>> BEGIN Extracted records

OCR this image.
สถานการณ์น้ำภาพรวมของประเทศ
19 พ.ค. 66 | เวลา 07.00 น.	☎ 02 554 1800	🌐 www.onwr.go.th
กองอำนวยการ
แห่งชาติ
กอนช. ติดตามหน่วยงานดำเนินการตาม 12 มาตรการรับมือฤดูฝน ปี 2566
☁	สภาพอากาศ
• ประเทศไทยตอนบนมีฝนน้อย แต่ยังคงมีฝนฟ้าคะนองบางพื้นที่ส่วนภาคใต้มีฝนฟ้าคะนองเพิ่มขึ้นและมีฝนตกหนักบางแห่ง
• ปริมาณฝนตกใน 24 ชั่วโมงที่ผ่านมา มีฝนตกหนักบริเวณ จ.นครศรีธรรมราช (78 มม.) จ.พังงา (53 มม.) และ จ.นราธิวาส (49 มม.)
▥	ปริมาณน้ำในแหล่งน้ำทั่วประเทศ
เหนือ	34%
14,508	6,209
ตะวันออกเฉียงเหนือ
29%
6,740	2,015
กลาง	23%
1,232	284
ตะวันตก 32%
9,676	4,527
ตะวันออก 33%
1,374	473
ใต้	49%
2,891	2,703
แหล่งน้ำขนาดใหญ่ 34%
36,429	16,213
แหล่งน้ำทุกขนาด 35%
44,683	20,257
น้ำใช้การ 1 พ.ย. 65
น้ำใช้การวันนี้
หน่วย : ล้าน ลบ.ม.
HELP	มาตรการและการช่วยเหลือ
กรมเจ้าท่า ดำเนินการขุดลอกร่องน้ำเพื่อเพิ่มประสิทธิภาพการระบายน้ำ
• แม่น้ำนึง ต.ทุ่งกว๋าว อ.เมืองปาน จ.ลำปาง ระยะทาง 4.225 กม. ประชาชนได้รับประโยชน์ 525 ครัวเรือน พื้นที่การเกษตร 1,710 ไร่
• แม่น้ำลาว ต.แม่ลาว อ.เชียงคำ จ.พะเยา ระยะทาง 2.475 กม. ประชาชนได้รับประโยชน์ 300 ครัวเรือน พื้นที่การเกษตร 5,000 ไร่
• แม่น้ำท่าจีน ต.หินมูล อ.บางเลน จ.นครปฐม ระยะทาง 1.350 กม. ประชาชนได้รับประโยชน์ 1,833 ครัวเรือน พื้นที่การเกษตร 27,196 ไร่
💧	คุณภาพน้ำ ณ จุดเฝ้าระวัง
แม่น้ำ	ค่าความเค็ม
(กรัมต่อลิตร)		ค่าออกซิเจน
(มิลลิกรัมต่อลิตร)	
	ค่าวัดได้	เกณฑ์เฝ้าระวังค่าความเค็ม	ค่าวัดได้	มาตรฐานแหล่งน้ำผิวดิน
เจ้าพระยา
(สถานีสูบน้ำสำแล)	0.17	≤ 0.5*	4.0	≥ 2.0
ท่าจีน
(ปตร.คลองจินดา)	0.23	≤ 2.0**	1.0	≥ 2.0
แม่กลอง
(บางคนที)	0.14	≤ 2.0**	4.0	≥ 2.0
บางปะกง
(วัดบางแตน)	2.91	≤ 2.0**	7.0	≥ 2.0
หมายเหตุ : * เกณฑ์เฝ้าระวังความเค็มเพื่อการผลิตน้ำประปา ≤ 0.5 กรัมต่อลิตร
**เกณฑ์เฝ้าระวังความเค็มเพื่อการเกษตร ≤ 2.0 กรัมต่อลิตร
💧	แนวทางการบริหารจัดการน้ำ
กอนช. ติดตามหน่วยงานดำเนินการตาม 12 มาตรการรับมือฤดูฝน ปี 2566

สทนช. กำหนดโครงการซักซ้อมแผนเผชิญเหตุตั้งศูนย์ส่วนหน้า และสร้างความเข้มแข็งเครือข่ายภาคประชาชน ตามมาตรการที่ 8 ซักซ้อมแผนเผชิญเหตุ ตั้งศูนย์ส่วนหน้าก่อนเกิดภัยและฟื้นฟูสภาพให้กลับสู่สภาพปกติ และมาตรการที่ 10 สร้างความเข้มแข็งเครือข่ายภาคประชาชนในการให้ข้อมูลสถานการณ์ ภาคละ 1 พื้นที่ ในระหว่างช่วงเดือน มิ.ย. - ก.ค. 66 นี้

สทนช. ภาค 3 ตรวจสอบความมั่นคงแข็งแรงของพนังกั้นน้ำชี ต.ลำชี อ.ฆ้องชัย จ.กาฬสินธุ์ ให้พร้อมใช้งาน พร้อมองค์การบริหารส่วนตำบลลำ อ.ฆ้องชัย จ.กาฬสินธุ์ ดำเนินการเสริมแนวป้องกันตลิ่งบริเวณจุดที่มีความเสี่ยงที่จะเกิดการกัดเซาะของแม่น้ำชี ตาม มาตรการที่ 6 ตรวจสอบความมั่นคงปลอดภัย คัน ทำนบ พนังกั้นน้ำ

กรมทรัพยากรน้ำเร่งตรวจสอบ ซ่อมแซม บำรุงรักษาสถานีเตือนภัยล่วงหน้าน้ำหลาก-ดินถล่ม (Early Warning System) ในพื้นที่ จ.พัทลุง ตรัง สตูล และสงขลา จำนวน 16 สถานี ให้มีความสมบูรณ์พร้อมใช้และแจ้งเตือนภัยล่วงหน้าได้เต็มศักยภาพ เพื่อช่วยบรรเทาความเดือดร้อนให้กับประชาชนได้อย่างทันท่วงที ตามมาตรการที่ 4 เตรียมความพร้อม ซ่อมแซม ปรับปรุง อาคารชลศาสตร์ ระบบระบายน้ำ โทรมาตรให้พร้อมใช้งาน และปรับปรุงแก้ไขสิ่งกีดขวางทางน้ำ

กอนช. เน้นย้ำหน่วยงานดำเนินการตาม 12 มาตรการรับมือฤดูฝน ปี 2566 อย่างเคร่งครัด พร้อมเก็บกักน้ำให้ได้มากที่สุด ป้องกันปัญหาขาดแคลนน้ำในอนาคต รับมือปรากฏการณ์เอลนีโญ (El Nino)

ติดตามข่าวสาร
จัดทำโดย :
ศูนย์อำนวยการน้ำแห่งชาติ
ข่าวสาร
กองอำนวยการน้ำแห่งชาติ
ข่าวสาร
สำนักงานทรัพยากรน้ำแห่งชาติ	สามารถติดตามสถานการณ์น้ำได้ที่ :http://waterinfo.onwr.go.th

>> END Extracted records
>> BEGIN Extracted records

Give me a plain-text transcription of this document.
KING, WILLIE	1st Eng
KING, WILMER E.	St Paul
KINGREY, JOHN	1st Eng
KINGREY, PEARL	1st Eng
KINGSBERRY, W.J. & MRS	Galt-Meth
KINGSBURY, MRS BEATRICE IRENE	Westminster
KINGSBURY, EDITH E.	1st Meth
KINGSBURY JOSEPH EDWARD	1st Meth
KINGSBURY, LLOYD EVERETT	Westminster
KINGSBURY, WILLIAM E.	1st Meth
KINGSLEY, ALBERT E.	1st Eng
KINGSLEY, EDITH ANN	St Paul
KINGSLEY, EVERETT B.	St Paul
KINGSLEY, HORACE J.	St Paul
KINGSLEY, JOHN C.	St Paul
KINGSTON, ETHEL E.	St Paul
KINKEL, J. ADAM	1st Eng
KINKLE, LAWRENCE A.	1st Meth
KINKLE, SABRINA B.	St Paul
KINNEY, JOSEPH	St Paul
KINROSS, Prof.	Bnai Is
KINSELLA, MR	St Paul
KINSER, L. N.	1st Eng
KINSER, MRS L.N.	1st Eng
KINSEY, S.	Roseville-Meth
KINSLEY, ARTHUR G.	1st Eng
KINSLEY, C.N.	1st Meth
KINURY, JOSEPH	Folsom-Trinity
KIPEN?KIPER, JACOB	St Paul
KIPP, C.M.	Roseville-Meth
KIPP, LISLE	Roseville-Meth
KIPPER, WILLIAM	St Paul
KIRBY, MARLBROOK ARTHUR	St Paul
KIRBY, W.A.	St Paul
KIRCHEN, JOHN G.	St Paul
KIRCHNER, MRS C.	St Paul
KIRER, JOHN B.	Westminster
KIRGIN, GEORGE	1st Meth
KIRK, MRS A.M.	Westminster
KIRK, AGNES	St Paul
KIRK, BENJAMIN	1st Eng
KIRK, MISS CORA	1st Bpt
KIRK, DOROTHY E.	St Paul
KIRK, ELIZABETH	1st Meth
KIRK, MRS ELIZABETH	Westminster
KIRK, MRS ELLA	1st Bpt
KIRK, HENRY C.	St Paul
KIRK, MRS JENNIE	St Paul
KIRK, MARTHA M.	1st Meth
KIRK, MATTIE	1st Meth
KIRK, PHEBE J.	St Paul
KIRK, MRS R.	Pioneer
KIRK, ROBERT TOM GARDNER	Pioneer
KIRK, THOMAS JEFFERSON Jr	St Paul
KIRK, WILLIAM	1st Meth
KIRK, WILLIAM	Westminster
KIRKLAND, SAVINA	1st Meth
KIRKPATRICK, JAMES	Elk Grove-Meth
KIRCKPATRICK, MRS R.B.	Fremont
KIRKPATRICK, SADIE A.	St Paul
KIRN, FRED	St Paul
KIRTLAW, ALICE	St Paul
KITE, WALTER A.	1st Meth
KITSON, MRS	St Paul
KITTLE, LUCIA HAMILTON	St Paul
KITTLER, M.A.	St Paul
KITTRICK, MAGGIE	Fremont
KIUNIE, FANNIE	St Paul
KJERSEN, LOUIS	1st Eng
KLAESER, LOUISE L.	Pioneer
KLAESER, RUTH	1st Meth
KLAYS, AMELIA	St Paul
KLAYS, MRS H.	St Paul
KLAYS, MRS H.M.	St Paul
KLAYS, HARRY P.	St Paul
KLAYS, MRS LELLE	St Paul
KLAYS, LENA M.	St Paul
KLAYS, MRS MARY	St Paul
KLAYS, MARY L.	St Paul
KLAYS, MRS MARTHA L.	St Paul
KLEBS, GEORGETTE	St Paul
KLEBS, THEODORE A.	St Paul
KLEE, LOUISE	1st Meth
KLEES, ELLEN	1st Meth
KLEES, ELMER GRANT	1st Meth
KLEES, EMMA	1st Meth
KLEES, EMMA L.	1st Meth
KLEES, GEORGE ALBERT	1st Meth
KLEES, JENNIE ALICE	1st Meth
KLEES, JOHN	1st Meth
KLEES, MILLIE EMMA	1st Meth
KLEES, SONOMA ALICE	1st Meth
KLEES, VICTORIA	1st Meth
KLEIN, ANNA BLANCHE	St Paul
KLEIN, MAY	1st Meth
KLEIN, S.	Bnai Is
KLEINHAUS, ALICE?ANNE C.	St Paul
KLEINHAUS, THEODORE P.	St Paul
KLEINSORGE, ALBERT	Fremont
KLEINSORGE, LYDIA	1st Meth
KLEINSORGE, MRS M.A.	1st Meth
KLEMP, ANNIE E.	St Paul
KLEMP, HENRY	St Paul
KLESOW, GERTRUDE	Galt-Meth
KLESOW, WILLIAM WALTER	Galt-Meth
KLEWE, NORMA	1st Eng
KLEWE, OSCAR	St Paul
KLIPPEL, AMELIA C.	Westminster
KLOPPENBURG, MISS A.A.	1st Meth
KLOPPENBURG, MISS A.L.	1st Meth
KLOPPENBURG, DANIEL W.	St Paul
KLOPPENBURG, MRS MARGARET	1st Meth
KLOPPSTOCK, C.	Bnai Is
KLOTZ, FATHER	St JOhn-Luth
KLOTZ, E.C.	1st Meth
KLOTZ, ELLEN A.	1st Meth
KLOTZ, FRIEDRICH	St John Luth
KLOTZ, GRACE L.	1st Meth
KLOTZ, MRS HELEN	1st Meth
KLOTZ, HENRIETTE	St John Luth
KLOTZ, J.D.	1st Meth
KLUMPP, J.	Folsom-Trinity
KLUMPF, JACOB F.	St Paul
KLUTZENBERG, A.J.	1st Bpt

>> END Extracted records
>> BEGIN Extracted records

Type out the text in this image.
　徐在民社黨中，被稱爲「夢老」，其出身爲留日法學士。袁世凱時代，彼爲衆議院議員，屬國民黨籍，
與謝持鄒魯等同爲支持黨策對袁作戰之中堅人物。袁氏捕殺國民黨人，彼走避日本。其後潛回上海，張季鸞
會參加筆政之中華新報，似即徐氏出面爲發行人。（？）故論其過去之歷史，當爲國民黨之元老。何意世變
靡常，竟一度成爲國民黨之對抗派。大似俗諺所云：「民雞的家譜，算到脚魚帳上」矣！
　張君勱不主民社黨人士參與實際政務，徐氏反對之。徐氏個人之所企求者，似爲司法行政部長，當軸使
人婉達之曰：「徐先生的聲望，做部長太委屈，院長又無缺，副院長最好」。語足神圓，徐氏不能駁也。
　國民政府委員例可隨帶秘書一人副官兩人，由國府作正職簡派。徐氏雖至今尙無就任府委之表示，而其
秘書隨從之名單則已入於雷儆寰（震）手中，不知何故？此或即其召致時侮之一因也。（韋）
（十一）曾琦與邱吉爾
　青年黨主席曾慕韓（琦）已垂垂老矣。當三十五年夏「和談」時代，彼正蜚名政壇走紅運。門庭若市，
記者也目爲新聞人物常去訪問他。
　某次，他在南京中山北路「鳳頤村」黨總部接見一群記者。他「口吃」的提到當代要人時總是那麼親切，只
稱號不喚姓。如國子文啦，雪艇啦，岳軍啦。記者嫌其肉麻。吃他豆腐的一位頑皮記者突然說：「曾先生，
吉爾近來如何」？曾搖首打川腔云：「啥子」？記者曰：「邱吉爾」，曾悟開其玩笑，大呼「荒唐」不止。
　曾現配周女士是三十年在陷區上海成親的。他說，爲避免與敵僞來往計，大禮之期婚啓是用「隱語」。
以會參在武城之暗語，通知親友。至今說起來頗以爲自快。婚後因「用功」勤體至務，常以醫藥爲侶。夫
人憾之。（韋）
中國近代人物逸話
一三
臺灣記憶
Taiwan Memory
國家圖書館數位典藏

>> END Extracted records

How many of these lines contain "Galt"? Write only the number.

3